▶ **Your task**
Nothing in the records may be left out or altered; reproduce them all exactly.

————

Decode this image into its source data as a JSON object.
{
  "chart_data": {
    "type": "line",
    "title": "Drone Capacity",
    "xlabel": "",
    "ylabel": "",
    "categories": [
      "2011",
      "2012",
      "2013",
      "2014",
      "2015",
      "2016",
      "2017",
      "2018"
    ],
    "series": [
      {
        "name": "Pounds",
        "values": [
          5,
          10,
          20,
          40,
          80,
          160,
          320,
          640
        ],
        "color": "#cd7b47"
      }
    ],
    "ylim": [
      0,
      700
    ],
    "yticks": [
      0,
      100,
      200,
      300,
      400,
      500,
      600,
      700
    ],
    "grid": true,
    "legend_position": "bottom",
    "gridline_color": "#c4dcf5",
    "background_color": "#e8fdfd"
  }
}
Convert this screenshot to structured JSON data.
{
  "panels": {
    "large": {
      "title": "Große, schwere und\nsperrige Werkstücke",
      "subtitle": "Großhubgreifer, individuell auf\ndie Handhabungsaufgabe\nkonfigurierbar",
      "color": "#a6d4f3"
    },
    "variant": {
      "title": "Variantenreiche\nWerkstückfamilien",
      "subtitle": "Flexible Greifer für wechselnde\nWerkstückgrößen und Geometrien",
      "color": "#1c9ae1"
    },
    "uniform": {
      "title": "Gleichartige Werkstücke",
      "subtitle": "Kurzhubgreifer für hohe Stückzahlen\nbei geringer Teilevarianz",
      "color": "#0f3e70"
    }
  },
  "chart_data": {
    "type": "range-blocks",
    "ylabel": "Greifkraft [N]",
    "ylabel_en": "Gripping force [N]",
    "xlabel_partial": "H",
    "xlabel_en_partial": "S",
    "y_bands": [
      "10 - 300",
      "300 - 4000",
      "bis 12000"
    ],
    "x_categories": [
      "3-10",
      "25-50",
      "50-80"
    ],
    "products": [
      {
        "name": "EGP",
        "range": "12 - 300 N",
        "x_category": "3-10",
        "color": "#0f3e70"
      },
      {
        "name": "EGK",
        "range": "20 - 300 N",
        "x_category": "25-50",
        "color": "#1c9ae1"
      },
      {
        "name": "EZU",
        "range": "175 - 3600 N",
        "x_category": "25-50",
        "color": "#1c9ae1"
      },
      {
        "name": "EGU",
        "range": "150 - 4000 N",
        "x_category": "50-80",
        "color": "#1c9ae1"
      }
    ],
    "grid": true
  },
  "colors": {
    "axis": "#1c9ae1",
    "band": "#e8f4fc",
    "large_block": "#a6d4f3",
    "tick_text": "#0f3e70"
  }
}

————

▶ **Full response**
Decode this image into its source data as a JSON object.
{
  "chart_data": {
    "type": "line",
    "title": "Drone Capacity",
    "xlabel": "",
    "ylabel": "",
    "categories": [
      "2011",
      "2012",
      "2013",
      "2014",
      "2015",
      "2016",
      "2017",
      "2018"
    ],
    "series": [
      {
        "name": "Pounds",
        "values": [
          5,
          10,
          20,
          40,
          80,
          160,
          320,
          640
        ],
        "color": "#cd7b47"
      }
    ],
    "ylim": [
      0,
      700
    ],
    "yticks": [
      0,
      100,
      200,
      300,
      400,
      500,
      600,
      700
    ],
    "grid": true,
    "legend_position": "bottom",
    "gridline_color": "#c4dcf5",
    "background_color": "#e8fdfd"
  }
}
Convert this screenshot to structured JSON data.
{
  "panels": {
    "large": {
      "title": "Große, schwere und\nsperrige Werkstücke",
      "subtitle": "Großhubgreifer, individuell auf\ndie Handhabungsaufgabe\nkonfigurierbar",
      "color": "#a6d4f3"
    },
    "variant": {
      "title": "Variantenreiche\nWerkstückfamilien",
      "subtitle": "Flexible Greifer für wechselnde\nWerkstückgrößen und Geometrien",
      "color": "#1c9ae1"
    },
    "uniform": {
      "title": "Gleichartige Werkstücke",
      "subtitle": "Kurzhubgreifer für hohe Stückzahlen\nbei geringer Teilevarianz",
      "color": "#0f3e70"
    }
  },
  "chart_data": {
    "type": "range-blocks",
    "ylabel": "Greifkraft [N]",
    "ylabel_en": "Gripping force [N]",
    "xlabel_partial": "H",
    "xlabel_en_partial": "S",
    "y_bands": [
      "10 - 300",
      "300 - 4000",
      "bis 12000"
    ],
    "x_categories": [
      "3-10",
      "25-50",
      "50-80"
    ],
    "products": [
      {
        "name": "EGP",
        "range": "12 - 300 N",
        "x_category": "3-10",
        "color": "#0f3e70"
      },
      {
        "name": "EGK",
        "range": "20 - 300 N",
        "x_category": "25-50",
        "color": "#1c9ae1"
      },
      {
        "name": "EZU",
        "range": "175 - 3600 N",
        "x_category": "25-50",
        "color": "#1c9ae1"
      },
      {
        "name": "EGU",
        "range": "150 - 4000 N",
        "x_category": "50-80",
        "color": "#1c9ae1"
      }
    ],
    "grid": true
  },
  "colors": {
    "axis": "#1c9ae1",
    "band": "#e8f4fc",
    "large_block": "#a6d4f3",
    "tick_text": "#0f3e70"
  }
}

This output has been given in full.